• **YOUR INSTRUCTIONS**: Show all lines holding "this".

• **ROWS**:
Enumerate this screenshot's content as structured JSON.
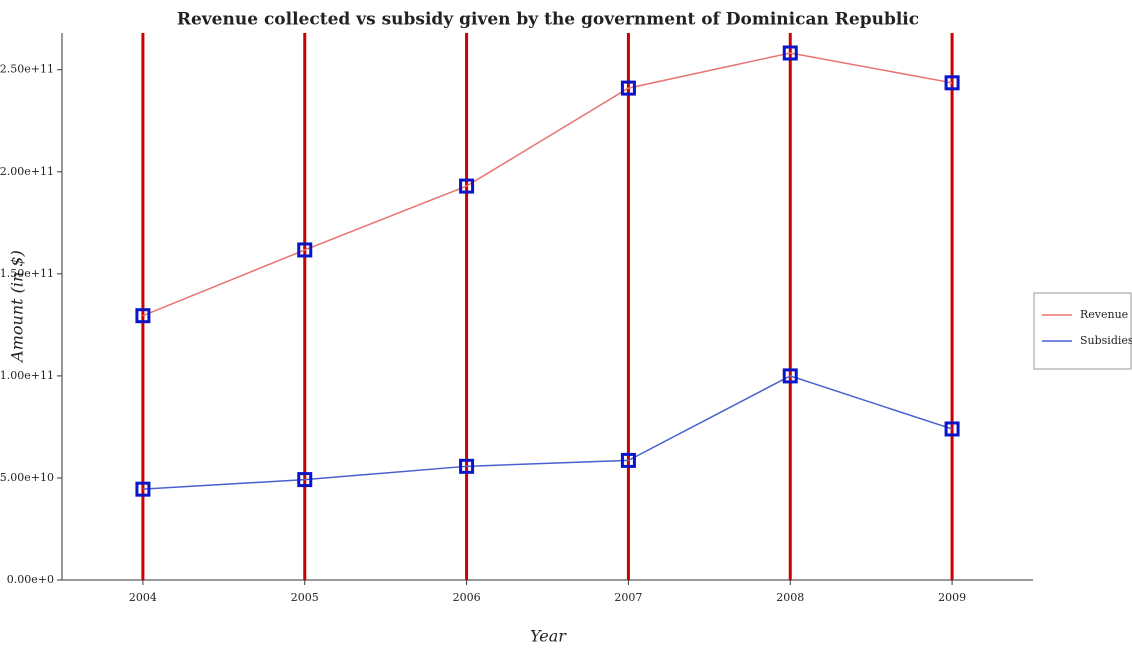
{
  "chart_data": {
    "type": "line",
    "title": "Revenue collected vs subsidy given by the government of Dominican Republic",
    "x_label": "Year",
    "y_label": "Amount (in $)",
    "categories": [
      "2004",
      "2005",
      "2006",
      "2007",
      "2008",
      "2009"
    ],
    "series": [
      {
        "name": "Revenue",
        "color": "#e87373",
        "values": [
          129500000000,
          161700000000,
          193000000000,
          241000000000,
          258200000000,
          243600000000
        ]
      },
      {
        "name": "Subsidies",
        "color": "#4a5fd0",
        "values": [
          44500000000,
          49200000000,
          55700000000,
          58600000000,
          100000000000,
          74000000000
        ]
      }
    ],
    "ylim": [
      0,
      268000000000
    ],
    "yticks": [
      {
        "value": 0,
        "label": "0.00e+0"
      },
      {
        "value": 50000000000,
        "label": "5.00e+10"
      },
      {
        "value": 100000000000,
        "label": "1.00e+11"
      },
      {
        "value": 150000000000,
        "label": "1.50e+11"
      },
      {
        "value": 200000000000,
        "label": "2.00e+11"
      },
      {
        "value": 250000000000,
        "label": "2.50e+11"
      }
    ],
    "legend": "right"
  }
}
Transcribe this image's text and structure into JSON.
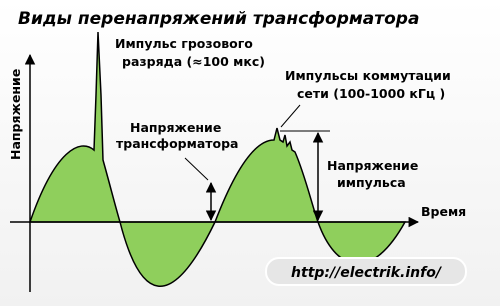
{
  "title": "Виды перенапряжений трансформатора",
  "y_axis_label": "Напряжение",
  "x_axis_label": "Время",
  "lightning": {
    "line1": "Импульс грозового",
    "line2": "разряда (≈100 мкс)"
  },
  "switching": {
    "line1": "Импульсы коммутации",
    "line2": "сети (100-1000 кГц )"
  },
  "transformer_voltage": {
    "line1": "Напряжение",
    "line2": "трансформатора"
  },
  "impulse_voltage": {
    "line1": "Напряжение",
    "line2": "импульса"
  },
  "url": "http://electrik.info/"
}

--

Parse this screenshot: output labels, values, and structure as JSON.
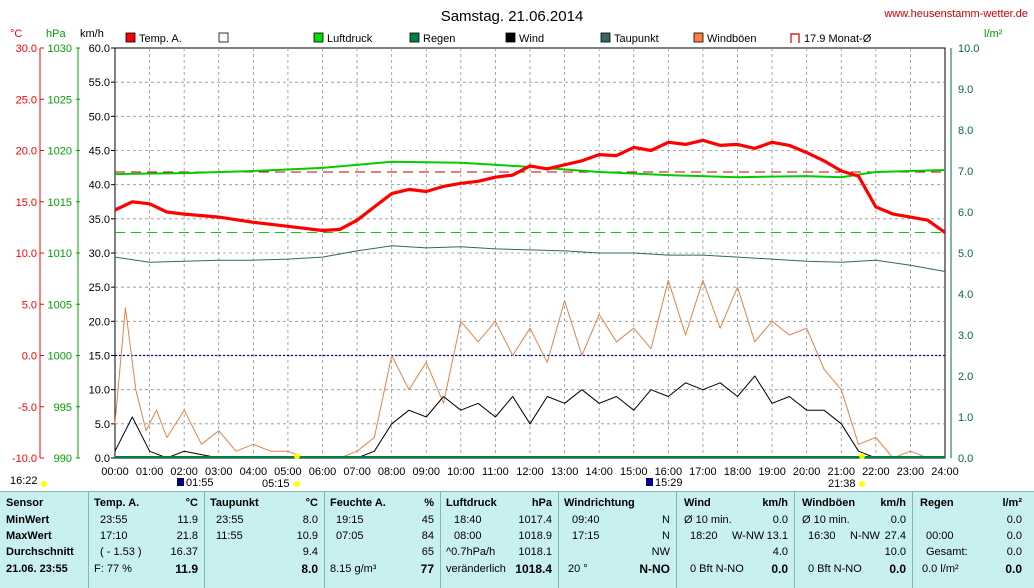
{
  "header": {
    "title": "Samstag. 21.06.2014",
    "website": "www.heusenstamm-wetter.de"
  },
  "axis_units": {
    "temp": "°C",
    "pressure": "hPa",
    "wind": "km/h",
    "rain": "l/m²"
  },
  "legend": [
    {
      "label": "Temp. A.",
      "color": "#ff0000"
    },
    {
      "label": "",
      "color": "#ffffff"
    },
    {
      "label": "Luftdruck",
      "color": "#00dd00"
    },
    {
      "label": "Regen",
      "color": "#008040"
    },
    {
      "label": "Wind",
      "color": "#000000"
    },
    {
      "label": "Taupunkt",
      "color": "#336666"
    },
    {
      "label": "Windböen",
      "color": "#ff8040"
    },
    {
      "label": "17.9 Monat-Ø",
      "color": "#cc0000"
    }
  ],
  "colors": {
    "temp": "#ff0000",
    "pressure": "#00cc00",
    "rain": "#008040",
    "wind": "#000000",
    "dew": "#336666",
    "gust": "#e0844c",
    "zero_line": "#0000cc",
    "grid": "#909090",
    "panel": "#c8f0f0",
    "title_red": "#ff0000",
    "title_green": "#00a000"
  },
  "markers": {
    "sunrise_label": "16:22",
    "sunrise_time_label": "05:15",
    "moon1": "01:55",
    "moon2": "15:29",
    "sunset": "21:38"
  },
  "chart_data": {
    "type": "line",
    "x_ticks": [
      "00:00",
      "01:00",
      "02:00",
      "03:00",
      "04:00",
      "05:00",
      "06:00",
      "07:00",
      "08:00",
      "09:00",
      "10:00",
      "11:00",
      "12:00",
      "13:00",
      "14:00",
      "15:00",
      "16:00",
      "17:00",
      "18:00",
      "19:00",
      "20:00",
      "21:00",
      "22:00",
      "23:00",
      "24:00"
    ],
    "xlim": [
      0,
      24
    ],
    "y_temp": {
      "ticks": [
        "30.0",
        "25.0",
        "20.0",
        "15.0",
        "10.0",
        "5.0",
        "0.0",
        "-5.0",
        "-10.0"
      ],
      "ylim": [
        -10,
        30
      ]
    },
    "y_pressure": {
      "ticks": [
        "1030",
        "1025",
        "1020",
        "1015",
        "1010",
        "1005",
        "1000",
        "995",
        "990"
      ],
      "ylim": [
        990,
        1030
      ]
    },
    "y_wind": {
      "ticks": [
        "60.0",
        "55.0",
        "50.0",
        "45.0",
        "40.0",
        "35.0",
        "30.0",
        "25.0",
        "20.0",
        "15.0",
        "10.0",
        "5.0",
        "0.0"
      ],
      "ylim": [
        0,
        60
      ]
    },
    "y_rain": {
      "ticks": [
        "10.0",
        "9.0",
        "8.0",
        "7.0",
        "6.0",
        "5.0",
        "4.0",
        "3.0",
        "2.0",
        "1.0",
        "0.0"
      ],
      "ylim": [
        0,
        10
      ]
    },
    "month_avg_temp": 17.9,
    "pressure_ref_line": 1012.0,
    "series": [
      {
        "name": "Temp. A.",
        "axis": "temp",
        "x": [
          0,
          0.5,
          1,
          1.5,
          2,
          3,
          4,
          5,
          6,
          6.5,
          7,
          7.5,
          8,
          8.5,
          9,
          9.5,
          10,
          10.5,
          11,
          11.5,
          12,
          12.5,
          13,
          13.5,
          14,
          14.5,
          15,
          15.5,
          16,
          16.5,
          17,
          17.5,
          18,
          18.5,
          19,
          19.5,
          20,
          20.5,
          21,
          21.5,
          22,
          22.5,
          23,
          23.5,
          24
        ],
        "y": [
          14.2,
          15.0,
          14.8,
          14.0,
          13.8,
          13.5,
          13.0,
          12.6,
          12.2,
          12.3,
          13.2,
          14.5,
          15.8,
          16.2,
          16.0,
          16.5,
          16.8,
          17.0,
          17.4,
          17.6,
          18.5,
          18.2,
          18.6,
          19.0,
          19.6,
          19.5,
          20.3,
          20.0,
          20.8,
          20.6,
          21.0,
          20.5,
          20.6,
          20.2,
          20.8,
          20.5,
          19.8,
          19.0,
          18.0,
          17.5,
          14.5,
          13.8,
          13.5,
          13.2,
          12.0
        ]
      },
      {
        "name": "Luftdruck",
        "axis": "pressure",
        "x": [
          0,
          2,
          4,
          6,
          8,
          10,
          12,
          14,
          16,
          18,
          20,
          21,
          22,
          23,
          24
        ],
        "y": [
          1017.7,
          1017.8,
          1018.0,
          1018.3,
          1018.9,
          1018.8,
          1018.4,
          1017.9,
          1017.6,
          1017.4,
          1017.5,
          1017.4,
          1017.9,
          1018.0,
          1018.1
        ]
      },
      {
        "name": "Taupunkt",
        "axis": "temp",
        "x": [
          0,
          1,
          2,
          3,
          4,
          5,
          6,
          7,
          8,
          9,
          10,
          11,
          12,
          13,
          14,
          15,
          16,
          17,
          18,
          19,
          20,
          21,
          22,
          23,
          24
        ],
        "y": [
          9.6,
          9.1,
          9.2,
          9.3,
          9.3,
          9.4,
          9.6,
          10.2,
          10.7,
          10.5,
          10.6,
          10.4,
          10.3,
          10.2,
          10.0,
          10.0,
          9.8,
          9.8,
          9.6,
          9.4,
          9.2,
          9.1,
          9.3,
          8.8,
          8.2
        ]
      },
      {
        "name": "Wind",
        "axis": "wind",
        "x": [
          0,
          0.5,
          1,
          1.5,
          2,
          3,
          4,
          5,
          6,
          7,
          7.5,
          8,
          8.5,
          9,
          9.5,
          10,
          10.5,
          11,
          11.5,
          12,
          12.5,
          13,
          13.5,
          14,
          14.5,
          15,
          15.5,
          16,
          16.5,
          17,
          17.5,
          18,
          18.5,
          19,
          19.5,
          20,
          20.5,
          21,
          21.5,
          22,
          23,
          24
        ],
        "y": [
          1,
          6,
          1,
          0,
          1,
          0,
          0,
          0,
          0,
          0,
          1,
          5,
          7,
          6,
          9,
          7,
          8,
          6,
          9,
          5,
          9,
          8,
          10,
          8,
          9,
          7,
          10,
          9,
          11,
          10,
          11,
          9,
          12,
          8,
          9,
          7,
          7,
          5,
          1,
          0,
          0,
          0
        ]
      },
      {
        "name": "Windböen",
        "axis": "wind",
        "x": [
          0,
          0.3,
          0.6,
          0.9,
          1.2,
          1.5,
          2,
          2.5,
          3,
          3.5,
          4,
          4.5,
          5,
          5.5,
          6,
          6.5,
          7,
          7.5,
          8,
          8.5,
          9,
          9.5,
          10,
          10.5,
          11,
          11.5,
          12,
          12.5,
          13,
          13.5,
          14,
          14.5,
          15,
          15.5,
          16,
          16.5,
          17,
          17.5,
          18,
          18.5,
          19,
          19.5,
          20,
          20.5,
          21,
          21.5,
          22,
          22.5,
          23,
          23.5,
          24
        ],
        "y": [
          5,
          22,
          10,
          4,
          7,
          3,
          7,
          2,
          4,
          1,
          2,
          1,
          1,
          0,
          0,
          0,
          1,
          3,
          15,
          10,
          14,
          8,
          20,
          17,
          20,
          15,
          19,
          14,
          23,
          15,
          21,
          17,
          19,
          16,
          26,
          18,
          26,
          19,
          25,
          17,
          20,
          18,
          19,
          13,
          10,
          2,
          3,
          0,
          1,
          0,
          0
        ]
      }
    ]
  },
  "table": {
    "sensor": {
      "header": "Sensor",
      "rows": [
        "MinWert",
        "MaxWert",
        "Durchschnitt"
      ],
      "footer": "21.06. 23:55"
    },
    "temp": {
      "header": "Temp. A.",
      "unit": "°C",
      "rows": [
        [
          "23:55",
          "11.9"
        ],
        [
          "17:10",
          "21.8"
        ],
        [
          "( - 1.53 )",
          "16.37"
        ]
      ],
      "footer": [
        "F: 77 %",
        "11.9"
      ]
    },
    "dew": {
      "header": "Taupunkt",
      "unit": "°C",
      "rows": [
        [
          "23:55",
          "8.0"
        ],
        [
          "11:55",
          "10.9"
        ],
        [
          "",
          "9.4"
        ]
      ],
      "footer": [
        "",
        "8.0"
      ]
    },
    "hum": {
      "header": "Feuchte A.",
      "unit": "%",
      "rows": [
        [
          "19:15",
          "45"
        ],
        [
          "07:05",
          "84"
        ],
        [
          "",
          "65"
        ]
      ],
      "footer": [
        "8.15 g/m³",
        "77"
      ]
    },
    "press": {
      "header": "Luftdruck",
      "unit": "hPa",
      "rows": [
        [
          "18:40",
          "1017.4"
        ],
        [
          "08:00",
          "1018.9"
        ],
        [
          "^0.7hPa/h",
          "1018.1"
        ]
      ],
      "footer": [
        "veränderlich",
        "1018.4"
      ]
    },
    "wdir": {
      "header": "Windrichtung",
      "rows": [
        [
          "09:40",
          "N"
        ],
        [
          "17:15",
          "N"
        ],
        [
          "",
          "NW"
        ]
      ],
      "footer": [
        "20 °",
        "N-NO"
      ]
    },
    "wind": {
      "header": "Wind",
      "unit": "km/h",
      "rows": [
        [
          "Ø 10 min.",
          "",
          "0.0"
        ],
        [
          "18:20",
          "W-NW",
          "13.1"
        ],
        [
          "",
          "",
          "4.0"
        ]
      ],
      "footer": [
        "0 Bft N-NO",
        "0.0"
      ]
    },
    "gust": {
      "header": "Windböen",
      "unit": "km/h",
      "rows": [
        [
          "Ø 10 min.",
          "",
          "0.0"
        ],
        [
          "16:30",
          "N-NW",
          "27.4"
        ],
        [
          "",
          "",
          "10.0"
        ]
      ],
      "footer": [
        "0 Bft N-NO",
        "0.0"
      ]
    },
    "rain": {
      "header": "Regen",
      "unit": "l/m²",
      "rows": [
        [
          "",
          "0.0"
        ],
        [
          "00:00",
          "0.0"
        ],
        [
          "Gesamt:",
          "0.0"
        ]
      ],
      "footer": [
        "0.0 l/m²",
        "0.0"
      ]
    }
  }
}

• **THE ANSWER**:
Enumerate this screenshot's content as structured JSON.
Transcribe this image's text and structure into JSON.
Parse this screenshot: output labels, values, and structure as JSON.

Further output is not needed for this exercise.